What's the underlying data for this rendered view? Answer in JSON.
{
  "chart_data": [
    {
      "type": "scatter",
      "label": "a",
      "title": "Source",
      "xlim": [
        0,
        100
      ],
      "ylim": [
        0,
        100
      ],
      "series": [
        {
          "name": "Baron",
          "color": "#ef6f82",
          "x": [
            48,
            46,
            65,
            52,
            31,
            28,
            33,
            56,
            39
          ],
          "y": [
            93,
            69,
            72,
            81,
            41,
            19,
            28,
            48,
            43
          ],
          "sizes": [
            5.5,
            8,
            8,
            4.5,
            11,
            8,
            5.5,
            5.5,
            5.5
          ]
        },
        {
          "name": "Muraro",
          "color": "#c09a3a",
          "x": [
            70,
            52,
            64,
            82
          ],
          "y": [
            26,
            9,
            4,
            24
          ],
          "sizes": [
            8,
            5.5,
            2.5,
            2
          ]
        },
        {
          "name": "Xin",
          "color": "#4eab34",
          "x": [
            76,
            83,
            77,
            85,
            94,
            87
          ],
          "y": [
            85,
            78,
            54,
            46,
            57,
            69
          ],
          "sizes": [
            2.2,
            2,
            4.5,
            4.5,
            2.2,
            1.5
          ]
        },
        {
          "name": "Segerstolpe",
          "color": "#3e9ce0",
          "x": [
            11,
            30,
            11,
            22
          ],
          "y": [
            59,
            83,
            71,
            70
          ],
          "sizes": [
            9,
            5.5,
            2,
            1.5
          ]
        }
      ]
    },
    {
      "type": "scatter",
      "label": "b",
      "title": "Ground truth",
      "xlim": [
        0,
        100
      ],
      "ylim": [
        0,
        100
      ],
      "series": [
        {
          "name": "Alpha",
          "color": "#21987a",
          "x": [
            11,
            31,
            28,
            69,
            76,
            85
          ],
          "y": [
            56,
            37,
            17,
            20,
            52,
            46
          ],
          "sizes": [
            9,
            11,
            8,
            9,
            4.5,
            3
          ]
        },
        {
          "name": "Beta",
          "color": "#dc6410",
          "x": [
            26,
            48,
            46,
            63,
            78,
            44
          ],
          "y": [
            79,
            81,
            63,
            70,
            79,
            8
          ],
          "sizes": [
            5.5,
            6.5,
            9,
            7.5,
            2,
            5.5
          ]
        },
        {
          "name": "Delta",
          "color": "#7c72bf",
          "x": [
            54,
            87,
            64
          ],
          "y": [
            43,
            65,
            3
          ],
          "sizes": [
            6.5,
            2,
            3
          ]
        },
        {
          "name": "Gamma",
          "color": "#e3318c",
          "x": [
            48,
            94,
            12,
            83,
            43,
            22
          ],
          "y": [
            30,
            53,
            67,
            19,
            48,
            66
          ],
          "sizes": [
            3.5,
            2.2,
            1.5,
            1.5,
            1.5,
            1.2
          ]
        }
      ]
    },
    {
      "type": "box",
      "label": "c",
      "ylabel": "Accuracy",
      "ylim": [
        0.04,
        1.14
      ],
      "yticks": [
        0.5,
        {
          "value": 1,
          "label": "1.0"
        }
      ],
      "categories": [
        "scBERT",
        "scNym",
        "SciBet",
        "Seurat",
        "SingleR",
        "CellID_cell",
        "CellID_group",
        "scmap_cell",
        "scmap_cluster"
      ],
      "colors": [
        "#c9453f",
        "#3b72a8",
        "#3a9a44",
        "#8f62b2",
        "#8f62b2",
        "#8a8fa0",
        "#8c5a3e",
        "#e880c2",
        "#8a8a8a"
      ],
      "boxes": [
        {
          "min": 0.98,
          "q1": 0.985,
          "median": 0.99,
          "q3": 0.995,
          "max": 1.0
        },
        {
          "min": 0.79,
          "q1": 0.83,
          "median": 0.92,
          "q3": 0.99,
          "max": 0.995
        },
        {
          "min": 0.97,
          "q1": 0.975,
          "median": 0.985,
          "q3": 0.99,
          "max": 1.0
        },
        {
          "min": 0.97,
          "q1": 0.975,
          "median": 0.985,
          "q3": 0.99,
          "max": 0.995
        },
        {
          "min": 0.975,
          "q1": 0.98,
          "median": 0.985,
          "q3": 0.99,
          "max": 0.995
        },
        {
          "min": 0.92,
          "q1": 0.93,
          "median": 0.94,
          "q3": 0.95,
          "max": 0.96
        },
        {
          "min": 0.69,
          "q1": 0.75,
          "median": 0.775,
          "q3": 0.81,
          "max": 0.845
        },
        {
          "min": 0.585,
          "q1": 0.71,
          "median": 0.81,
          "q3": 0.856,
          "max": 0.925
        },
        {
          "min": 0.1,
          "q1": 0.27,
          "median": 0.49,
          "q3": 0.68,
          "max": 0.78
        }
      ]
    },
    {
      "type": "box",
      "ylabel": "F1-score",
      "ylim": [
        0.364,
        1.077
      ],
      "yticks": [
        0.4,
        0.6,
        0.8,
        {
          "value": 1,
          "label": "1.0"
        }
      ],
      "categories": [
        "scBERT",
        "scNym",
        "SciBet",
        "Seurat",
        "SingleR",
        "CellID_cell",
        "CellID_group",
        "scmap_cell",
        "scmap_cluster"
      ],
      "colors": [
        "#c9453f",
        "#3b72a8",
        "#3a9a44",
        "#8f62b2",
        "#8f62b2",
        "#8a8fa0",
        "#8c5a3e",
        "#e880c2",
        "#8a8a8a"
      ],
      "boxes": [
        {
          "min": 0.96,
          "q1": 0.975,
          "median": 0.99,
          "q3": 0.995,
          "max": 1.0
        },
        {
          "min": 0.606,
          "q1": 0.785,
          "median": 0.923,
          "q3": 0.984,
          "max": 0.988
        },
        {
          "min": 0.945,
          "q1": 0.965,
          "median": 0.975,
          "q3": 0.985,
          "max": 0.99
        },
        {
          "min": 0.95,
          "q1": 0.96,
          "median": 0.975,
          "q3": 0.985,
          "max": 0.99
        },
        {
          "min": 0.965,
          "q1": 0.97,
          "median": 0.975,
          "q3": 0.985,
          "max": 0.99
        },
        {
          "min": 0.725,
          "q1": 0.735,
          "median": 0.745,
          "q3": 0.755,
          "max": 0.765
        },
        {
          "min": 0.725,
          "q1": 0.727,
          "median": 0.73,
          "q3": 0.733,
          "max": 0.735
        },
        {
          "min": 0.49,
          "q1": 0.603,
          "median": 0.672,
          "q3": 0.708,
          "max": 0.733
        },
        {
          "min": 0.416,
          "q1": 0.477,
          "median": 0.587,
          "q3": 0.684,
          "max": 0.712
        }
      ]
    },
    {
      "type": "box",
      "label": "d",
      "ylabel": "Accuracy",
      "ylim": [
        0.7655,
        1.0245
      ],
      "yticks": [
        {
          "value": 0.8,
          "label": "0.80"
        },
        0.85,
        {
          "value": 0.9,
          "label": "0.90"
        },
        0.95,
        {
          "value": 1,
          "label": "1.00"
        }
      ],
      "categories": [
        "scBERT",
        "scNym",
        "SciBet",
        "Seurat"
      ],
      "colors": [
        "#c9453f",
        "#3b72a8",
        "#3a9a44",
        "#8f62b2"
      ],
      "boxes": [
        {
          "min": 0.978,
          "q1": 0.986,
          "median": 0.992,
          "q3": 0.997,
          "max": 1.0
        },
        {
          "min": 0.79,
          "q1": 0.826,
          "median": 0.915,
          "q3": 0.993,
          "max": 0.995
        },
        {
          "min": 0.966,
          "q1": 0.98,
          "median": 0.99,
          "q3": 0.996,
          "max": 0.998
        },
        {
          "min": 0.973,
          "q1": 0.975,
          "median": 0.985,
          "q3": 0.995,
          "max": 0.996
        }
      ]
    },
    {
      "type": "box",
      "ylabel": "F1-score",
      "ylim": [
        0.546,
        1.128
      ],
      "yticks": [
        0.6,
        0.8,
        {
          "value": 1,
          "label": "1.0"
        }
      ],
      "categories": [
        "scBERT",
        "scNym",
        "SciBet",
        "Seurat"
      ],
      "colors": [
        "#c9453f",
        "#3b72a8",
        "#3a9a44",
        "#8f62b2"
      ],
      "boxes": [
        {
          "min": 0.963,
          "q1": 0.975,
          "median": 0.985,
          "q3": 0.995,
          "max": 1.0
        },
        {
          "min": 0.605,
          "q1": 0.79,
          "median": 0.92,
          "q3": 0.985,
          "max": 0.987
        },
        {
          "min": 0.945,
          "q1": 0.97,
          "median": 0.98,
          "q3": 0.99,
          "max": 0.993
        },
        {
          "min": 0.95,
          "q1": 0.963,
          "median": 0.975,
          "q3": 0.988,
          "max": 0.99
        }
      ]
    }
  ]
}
|---|
REQUIRED WORK:
From the entries above, copy each line holding "name".

WORKED ANSWER:
          "name": "Baron",
          "name": "Muraro",
          "name": "Xin",
          "name": "Segerstolpe",
          "name": "Alpha",
          "name": "Beta",
          "name": "Delta",
          "name": "Gamma",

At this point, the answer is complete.